▶ **Written exercise**: Extract every line that contains the string "xlabel".
Start of Record set
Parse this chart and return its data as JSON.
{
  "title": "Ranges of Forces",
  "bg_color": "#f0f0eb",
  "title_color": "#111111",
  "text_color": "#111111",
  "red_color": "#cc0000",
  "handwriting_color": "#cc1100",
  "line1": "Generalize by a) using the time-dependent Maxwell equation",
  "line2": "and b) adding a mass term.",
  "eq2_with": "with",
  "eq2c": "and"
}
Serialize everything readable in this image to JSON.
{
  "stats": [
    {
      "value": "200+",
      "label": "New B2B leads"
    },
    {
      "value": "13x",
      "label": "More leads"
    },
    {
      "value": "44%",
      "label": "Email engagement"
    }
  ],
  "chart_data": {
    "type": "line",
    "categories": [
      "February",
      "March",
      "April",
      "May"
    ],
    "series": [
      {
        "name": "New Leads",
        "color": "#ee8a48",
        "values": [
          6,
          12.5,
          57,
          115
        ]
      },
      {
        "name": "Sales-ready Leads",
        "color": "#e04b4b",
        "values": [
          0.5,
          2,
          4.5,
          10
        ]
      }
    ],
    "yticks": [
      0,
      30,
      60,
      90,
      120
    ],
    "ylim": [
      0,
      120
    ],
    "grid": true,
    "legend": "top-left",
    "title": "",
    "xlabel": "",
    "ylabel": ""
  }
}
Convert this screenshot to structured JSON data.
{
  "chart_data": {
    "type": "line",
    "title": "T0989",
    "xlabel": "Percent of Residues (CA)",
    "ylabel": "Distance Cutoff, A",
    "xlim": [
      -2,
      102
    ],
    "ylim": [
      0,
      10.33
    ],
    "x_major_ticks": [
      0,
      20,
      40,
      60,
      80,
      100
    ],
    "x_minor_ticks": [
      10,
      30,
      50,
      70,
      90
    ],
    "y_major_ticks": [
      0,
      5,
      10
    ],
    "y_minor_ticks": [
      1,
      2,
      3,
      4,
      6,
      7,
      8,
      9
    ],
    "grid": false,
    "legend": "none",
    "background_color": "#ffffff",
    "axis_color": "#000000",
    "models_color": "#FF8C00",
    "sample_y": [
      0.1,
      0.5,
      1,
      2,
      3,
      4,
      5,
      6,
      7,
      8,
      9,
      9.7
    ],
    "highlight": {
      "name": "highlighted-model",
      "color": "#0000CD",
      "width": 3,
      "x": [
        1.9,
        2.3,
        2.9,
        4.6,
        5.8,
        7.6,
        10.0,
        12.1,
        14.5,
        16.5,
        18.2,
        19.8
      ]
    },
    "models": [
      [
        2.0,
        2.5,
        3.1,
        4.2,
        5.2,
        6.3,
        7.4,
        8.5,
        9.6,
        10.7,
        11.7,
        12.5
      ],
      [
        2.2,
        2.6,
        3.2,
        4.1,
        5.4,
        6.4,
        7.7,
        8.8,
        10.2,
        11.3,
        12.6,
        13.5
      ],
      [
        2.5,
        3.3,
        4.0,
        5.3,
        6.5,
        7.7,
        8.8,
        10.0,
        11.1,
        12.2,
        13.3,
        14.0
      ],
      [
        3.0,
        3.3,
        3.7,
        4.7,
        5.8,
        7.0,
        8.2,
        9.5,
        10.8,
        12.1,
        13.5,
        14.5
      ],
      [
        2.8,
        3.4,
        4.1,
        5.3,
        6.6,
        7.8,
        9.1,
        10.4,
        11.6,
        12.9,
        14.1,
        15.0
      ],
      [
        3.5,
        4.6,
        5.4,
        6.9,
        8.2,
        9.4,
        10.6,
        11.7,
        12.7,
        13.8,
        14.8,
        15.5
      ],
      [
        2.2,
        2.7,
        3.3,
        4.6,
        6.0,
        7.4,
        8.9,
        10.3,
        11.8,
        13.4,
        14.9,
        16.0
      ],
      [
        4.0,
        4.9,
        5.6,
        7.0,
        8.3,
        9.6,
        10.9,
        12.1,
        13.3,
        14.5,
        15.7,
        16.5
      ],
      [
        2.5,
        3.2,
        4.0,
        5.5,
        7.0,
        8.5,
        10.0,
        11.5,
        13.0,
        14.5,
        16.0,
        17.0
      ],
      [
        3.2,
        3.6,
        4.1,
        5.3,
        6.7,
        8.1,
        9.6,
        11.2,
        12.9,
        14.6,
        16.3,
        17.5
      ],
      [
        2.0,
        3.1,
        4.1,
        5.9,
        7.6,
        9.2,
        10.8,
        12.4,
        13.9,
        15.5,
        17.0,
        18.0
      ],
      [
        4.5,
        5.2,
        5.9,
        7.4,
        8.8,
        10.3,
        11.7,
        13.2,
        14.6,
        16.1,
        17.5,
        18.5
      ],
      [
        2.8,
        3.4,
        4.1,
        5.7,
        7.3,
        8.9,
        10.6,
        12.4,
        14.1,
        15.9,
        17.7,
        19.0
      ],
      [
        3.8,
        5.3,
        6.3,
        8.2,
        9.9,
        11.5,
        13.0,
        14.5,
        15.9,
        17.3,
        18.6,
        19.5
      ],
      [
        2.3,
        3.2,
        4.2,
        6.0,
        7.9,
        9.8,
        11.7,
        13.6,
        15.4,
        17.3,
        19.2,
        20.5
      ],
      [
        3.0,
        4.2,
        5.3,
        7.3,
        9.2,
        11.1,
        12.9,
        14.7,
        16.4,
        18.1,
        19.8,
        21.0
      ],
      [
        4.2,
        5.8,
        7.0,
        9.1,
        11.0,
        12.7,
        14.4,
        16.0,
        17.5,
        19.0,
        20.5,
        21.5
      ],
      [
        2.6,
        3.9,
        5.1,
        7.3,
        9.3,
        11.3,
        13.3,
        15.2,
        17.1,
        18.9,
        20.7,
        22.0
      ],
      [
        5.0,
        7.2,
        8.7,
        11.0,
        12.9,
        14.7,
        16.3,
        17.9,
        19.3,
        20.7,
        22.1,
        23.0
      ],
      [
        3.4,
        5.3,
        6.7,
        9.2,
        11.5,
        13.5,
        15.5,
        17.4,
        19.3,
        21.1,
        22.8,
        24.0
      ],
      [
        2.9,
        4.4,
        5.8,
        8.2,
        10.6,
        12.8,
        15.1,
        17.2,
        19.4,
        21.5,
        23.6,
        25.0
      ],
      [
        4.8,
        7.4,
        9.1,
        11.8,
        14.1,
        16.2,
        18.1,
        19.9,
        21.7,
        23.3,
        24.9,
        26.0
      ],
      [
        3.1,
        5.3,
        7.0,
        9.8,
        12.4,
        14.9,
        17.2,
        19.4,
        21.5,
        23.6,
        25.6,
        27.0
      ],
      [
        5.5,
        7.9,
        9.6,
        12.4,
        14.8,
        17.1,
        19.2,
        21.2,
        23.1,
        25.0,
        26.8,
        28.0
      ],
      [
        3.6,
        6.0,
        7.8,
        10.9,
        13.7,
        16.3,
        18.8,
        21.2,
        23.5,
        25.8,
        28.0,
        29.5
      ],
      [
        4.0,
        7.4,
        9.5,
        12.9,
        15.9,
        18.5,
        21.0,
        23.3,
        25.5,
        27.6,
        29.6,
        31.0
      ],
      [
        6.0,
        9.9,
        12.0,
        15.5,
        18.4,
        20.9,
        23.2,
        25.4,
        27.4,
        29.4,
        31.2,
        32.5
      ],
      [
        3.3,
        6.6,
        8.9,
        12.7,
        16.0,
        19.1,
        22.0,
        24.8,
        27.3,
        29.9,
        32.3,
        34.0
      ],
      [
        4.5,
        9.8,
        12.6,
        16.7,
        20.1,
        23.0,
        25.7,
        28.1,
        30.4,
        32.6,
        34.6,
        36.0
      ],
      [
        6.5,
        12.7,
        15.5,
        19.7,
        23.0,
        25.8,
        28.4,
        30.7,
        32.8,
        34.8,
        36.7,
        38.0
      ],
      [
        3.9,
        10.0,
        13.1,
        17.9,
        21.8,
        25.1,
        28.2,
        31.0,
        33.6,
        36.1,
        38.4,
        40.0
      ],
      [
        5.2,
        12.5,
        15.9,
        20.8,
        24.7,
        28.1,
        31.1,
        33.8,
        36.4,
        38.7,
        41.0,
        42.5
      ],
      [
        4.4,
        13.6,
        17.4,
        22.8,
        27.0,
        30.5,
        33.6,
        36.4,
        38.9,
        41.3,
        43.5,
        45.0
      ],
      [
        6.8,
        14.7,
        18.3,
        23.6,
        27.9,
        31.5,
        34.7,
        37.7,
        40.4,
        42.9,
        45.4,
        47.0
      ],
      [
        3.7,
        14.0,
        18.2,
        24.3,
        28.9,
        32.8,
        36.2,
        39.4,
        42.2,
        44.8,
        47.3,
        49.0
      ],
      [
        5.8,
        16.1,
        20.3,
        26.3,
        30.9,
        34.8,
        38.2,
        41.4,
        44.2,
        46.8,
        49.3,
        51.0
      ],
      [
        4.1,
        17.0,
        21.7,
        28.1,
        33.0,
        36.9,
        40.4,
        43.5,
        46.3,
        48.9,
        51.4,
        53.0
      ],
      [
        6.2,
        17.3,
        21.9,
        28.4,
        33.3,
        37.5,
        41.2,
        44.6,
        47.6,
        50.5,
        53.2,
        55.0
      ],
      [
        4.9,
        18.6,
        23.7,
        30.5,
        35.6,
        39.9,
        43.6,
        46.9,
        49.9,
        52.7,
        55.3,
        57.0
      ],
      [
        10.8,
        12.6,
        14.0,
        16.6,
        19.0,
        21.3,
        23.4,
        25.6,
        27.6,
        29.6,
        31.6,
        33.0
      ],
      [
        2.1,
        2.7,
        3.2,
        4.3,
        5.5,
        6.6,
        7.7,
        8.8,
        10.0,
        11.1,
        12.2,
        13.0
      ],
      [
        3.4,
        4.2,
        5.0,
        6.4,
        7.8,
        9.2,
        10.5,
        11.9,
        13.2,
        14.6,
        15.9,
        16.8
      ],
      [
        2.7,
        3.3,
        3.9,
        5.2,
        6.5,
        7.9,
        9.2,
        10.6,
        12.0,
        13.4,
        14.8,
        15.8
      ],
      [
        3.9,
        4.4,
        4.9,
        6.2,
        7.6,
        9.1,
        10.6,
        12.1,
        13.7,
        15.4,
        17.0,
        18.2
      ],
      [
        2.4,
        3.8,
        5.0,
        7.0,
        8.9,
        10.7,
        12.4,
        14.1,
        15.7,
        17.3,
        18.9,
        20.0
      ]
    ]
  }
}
End of Record set
▶ **Task solution**:
    "xlabel": "",
    "xlabel": "Percent of Residues (CA)",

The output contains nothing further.